*** DATA TO USE ***

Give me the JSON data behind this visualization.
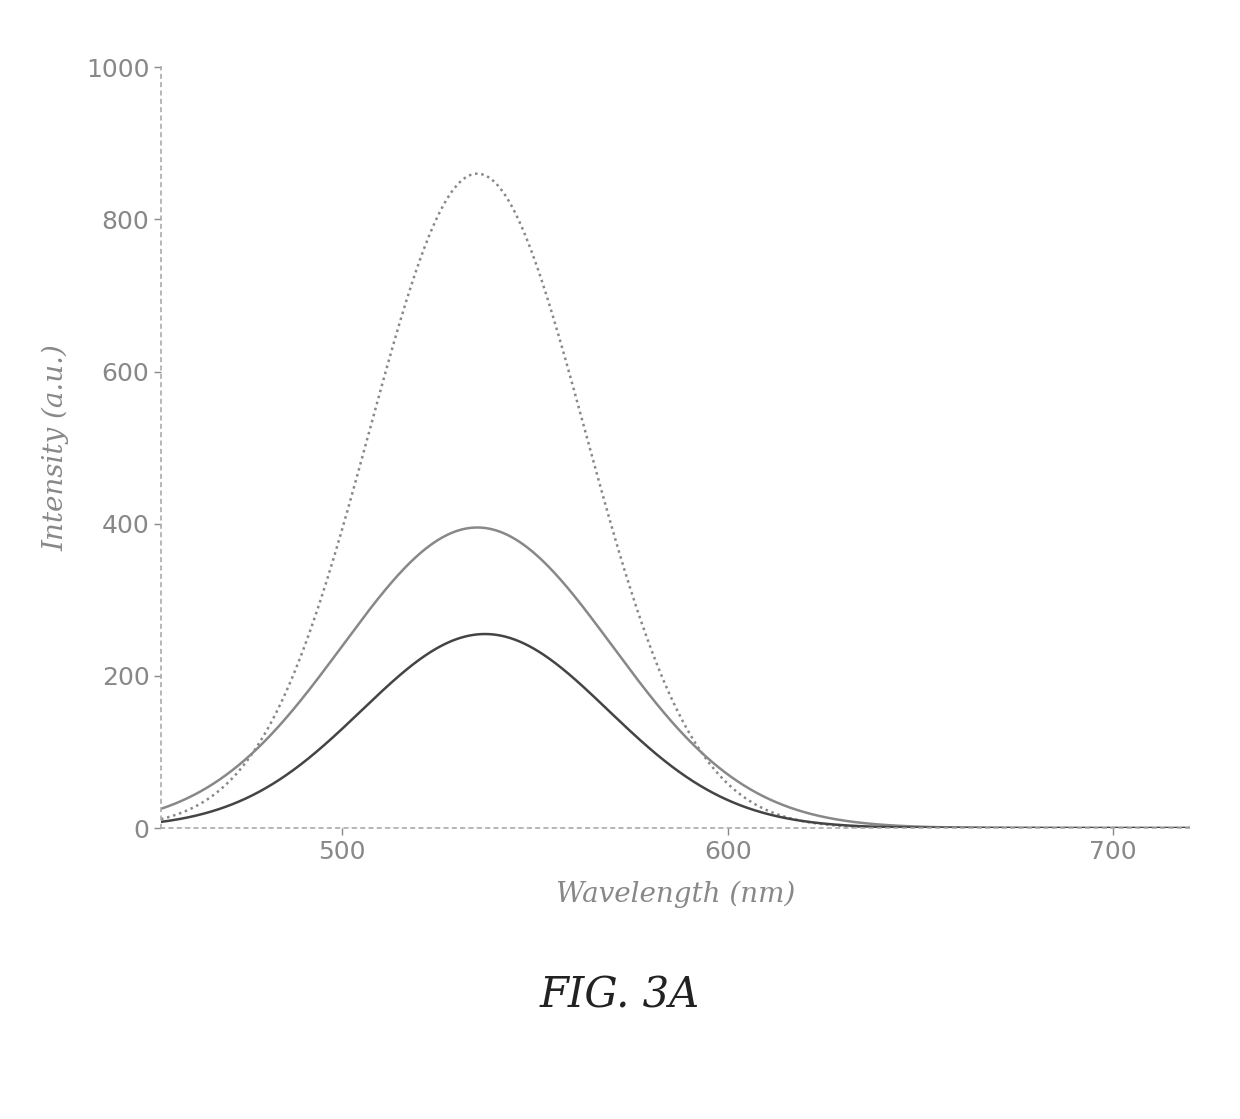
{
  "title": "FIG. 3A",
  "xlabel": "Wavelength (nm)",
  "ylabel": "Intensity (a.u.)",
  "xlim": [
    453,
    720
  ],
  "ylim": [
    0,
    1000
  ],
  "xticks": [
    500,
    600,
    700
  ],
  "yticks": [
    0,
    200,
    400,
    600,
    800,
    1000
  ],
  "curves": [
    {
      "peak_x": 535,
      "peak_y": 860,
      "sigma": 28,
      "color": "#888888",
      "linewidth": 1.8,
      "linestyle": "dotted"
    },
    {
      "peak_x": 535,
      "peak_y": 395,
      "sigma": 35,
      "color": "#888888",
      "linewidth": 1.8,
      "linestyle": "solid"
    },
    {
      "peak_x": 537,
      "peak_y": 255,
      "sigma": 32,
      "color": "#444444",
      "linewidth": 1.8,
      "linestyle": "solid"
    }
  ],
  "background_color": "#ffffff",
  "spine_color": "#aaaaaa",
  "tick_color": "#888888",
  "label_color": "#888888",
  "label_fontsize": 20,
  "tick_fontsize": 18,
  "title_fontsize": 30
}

***

GOAL - Each entry above should be reproduced exactly, with the pictures removed.

EXERCISE RESULT -
Give me the JSON data behind this visualization.
{
  "title": "FIG. 3A",
  "xlabel": "Wavelength (nm)",
  "ylabel": "Intensity (a.u.)",
  "xlim": [
    453,
    720
  ],
  "ylim": [
    0,
    1000
  ],
  "xticks": [
    500,
    600,
    700
  ],
  "yticks": [
    0,
    200,
    400,
    600,
    800,
    1000
  ],
  "curves": [
    {
      "peak_x": 535,
      "peak_y": 860,
      "sigma": 28,
      "color": "#888888",
      "linewidth": 1.8,
      "linestyle": "dotted"
    },
    {
      "peak_x": 535,
      "peak_y": 395,
      "sigma": 35,
      "color": "#888888",
      "linewidth": 1.8,
      "linestyle": "solid"
    },
    {
      "peak_x": 537,
      "peak_y": 255,
      "sigma": 32,
      "color": "#444444",
      "linewidth": 1.8,
      "linestyle": "solid"
    }
  ],
  "background_color": "#ffffff",
  "spine_color": "#aaaaaa",
  "tick_color": "#888888",
  "label_color": "#888888",
  "label_fontsize": 20,
  "tick_fontsize": 18,
  "title_fontsize": 30
}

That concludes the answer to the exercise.